**GOAL:** Look through the data below. Pick out the lines holding the string "Profil".

**DATASET ENTRIES:**
------------------------------------

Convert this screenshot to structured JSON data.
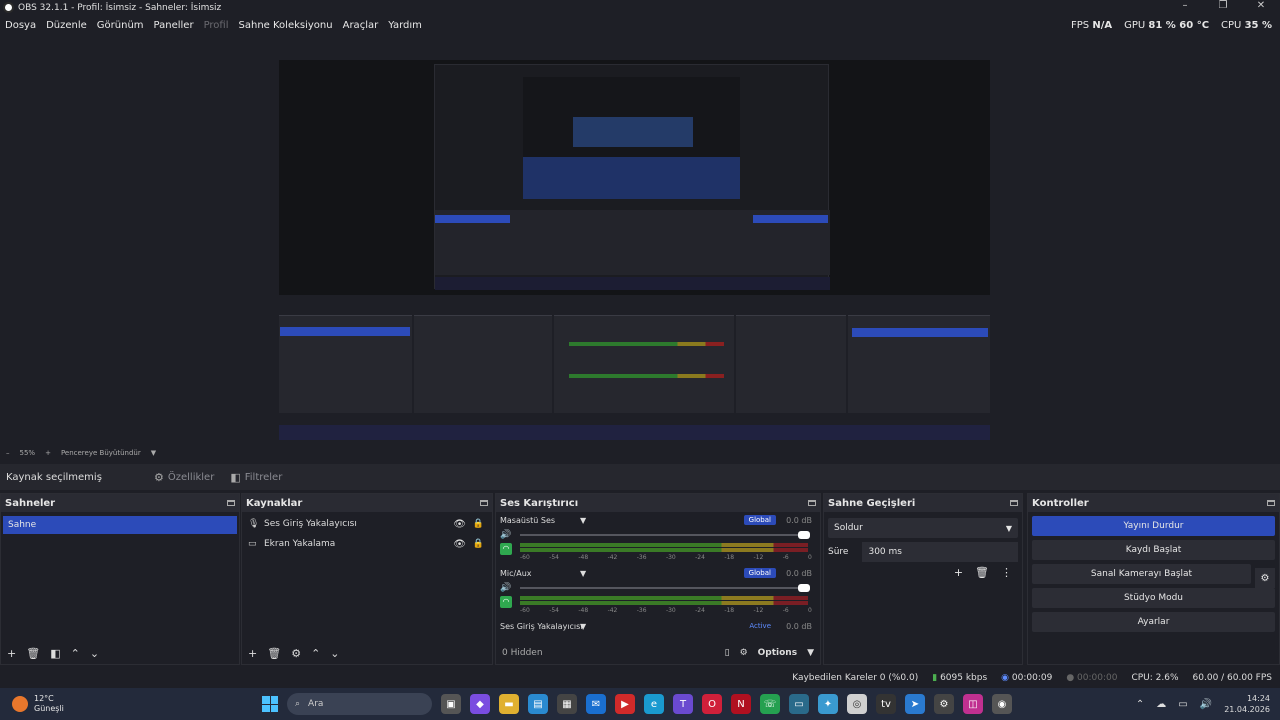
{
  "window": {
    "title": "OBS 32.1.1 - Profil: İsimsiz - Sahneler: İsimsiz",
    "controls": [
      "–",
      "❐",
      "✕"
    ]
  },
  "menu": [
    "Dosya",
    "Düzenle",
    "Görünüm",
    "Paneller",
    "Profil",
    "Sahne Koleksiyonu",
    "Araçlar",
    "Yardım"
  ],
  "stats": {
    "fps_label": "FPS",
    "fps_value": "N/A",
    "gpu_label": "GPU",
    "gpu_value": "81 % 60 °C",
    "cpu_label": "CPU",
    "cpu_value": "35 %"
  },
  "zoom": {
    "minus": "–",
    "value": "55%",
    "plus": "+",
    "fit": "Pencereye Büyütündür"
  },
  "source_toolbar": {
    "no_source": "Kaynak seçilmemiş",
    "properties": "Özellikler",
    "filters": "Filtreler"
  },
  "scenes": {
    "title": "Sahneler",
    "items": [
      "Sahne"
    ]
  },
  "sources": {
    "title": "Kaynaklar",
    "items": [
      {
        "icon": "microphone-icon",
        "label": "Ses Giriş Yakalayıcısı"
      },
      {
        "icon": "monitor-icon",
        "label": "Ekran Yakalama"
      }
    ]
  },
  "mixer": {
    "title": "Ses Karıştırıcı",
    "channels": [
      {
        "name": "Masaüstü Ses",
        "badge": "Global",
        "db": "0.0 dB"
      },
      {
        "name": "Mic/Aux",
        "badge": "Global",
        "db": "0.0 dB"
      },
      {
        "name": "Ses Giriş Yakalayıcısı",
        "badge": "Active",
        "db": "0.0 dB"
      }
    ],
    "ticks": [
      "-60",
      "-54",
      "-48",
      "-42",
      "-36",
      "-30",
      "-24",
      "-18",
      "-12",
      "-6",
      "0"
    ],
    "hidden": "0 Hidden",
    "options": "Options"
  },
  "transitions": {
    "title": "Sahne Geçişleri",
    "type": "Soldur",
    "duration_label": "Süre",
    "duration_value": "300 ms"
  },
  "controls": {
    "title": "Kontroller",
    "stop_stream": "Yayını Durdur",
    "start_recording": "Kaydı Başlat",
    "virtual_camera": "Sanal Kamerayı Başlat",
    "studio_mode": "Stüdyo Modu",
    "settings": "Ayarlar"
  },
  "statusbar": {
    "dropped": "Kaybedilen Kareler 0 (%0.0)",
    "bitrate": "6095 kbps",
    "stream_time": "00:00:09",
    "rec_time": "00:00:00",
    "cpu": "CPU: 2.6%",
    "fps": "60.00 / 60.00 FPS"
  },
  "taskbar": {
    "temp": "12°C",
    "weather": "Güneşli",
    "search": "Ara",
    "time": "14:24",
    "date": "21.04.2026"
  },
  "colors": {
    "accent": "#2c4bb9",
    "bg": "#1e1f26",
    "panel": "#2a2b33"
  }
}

------------------------------------

**EXERCISE OUTPUT:**
    "title": "OBS 32.1.1 - Profil: İsimsiz - Sahneler: İsimsiz",
    "Profil",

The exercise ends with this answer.